**What you have to do:** What number of lines contain the word "JSON"? Reply with the number and nothing else.

Records that describe figures:
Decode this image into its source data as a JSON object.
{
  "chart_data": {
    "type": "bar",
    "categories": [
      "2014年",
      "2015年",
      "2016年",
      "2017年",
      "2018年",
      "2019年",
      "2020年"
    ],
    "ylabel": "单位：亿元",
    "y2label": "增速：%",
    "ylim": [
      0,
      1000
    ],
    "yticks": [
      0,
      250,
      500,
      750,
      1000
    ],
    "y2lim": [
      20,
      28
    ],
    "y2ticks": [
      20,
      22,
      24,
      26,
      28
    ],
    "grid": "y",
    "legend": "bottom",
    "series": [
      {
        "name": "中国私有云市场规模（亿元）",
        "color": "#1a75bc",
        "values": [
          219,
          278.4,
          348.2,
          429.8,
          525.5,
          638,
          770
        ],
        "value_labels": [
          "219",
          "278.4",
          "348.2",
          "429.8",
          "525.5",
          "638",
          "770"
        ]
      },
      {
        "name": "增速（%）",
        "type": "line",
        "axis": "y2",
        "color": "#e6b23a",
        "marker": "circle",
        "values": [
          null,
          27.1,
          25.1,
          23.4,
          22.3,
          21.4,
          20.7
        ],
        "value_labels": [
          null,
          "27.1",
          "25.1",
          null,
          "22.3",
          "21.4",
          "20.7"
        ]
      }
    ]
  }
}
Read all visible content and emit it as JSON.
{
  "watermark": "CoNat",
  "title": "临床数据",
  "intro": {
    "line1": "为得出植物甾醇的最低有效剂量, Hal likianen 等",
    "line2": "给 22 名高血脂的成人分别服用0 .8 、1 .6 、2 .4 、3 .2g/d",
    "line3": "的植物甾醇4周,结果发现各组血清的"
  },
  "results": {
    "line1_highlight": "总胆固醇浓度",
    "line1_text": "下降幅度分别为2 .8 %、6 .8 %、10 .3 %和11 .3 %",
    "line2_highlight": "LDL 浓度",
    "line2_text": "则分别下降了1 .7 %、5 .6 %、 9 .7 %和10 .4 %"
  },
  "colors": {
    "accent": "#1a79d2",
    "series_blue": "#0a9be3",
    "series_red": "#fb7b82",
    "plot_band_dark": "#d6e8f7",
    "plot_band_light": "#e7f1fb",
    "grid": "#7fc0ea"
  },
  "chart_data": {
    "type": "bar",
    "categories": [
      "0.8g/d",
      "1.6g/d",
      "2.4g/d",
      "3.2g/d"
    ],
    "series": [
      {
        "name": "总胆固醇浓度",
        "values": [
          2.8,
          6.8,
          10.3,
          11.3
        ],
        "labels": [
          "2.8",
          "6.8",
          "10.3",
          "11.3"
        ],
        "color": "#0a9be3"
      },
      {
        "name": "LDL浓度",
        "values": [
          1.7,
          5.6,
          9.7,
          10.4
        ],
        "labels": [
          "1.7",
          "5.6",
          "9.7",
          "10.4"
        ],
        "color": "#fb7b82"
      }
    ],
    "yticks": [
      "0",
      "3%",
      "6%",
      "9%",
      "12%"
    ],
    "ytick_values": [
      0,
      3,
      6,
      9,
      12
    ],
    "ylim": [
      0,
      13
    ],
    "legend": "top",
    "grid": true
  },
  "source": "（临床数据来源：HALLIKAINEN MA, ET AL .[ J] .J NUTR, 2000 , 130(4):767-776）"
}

**Result below:** 2